■ **EXERCISE GOAL**: Filter this material down to the lines that hold "دنیا", copying each one.

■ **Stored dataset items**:
_ _ _ _ _ _ _

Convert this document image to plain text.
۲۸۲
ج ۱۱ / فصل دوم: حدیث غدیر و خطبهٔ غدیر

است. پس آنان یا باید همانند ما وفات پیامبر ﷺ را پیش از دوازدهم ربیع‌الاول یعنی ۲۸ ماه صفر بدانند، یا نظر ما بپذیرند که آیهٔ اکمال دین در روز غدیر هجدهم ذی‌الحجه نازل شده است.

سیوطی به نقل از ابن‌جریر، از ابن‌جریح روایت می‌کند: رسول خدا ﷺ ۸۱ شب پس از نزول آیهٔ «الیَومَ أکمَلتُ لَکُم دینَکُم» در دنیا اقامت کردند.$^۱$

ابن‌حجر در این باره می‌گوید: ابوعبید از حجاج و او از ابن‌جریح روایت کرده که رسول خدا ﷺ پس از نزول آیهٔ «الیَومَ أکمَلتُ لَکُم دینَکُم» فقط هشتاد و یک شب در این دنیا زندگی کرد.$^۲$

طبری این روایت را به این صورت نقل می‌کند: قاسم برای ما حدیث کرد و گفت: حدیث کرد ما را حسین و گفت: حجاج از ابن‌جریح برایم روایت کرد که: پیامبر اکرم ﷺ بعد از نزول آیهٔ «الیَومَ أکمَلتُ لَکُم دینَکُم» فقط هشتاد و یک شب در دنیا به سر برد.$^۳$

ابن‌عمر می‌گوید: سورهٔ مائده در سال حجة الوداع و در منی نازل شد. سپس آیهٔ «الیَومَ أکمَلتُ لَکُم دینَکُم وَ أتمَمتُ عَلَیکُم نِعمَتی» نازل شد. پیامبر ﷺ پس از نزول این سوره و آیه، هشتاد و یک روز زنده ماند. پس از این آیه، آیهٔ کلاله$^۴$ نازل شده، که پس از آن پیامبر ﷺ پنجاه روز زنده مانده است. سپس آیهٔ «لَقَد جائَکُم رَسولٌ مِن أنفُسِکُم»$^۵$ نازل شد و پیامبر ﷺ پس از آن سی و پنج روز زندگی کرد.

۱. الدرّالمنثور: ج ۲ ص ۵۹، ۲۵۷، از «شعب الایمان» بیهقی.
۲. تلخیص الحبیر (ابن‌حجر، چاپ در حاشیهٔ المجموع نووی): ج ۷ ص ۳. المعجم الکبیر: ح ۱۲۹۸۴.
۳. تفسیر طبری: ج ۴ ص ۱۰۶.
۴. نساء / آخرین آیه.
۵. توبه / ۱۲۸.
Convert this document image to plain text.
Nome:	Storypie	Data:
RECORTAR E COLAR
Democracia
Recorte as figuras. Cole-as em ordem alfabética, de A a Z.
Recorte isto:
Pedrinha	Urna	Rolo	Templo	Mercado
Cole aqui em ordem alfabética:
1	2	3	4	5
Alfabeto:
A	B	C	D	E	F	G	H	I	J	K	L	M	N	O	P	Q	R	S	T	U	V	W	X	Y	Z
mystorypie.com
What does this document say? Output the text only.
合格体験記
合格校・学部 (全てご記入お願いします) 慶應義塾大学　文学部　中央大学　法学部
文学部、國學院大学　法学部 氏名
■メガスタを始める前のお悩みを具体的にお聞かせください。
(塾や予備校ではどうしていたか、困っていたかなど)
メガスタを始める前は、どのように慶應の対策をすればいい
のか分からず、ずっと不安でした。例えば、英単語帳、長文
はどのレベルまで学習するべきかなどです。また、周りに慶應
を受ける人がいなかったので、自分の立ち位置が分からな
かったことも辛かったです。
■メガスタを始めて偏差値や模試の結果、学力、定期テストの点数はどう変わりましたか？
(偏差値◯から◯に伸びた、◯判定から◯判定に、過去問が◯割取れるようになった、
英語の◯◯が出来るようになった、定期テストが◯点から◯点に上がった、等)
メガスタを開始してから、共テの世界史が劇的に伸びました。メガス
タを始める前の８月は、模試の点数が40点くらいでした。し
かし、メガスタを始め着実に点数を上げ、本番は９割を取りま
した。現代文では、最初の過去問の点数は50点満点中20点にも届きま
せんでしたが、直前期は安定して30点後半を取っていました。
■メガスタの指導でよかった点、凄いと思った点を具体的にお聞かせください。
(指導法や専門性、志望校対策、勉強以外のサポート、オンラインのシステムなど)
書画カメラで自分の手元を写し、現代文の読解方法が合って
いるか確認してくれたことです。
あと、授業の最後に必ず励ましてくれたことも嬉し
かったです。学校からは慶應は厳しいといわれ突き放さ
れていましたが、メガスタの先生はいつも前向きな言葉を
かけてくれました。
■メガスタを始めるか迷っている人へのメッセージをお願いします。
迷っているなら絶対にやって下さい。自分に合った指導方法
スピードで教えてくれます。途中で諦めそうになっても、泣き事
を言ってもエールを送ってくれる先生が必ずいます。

_ _ _ _ _ _ _

■ **ANSWER**:
سیوطی به نقل از ابن‌جریر، از ابن‌جریح روایت می‌کند: رسول خدا ﷺ ۸۱ شب پس از نزول آیهٔ «الیَومَ أکمَلتُ لَکُم دینَکُم» در دنیا اقامت کردند.$^۱$
ابن‌حجر در این باره می‌گوید: ابوعبید از حجاج و او از ابن‌جریح روایت کرده که رسول خدا ﷺ پس از نزول آیهٔ «الیَومَ أکمَلتُ لَکُم دینَکُم» فقط هشتاد و یک شب در این دنیا زندگی کرد.$^۲$
طبری این روایت را به این صورت نقل می‌کند: قاسم برای ما حدیث کرد و گفت: حدیث کرد ما را حسین و گفت: حجاج از ابن‌جریح برایم روایت کرد که: پیامبر اکرم ﷺ بعد از نزول آیهٔ «الیَومَ أکمَلتُ لَکُم دینَکُم» فقط هشتاد و یک شب در دنیا به سر برد.$^۳$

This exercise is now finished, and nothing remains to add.